Task material:

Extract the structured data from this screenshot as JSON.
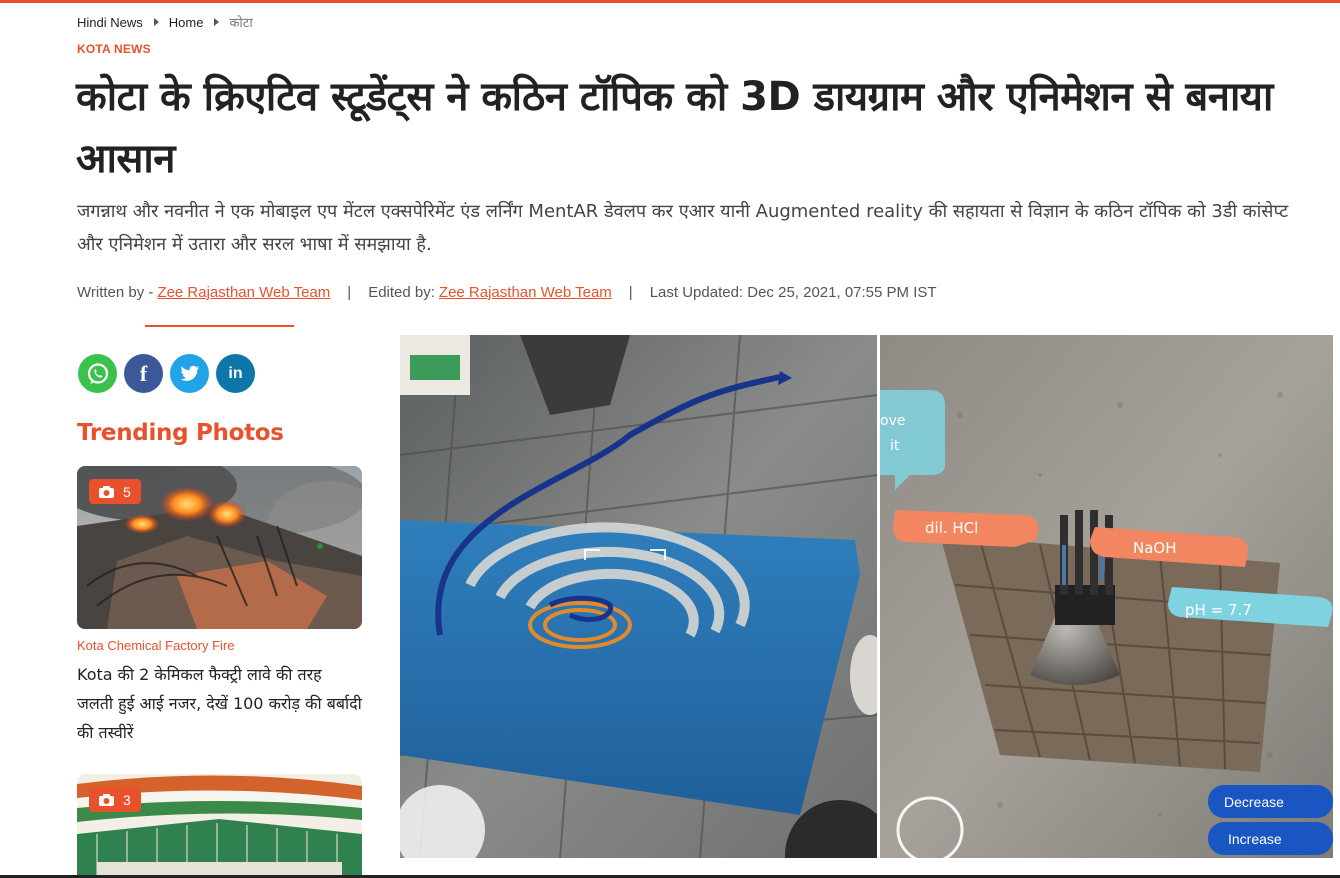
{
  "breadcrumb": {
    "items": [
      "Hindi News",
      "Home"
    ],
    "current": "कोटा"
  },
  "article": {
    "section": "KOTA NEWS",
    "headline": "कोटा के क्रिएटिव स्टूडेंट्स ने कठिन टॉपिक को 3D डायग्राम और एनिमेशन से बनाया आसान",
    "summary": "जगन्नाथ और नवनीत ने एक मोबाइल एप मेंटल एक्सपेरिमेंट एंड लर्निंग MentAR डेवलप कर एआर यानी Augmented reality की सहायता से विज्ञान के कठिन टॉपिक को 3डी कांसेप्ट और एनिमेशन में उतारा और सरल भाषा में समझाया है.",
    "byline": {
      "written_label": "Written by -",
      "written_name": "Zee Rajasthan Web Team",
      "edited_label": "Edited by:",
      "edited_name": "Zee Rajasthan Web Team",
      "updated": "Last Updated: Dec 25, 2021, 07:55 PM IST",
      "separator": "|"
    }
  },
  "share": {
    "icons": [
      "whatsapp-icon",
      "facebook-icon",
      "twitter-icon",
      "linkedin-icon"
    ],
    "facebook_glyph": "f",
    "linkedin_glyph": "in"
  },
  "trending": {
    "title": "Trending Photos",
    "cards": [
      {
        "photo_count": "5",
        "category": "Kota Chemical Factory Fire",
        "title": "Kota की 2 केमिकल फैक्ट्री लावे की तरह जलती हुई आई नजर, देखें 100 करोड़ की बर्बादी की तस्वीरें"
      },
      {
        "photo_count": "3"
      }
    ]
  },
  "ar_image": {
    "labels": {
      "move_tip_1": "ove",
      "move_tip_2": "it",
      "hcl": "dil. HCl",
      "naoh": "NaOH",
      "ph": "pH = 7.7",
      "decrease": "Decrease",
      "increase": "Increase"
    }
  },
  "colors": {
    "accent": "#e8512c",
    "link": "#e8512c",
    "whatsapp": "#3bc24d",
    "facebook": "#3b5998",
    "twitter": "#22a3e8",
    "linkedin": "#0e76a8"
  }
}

Task brief: Copy every record character for character. Skip the pictures.

Solution:
Extract the structured data from this screenshot as JSON.
{
  "breadcrumb": {
    "items": [
      "Hindi News",
      "Home"
    ],
    "current": "कोटा"
  },
  "article": {
    "section": "KOTA NEWS",
    "headline": "कोटा के क्रिएटिव स्टूडेंट्स ने कठिन टॉपिक को 3D डायग्राम और एनिमेशन से बनाया आसान",
    "summary": "जगन्नाथ और नवनीत ने एक मोबाइल एप मेंटल एक्सपेरिमेंट एंड लर्निंग MentAR डेवलप कर एआर यानी Augmented reality की सहायता से विज्ञान के कठिन टॉपिक को 3डी कांसेप्ट और एनिमेशन में उतारा और सरल भाषा में समझाया है.",
    "byline": {
      "written_label": "Written by -",
      "written_name": "Zee Rajasthan Web Team",
      "edited_label": "Edited by:",
      "edited_name": "Zee Rajasthan Web Team",
      "updated": "Last Updated: Dec 25, 2021, 07:55 PM IST",
      "separator": "|"
    }
  },
  "share": {
    "icons": [
      "whatsapp-icon",
      "facebook-icon",
      "twitter-icon",
      "linkedin-icon"
    ],
    "facebook_glyph": "f",
    "linkedin_glyph": "in"
  },
  "trending": {
    "title": "Trending Photos",
    "cards": [
      {
        "photo_count": "5",
        "category": "Kota Chemical Factory Fire",
        "title": "Kota की 2 केमिकल फैक्ट्री लावे की तरह जलती हुई आई नजर, देखें 100 करोड़ की बर्बादी की तस्वीरें"
      },
      {
        "photo_count": "3"
      }
    ]
  },
  "ar_image": {
    "labels": {
      "move_tip_1": "ove",
      "move_tip_2": "it",
      "hcl": "dil. HCl",
      "naoh": "NaOH",
      "ph": "pH = 7.7",
      "decrease": "Decrease",
      "increase": "Increase"
    }
  },
  "colors": {
    "accent": "#e8512c",
    "link": "#e8512c",
    "whatsapp": "#3bc24d",
    "facebook": "#3b5998",
    "twitter": "#22a3e8",
    "linkedin": "#0e76a8"
  }
}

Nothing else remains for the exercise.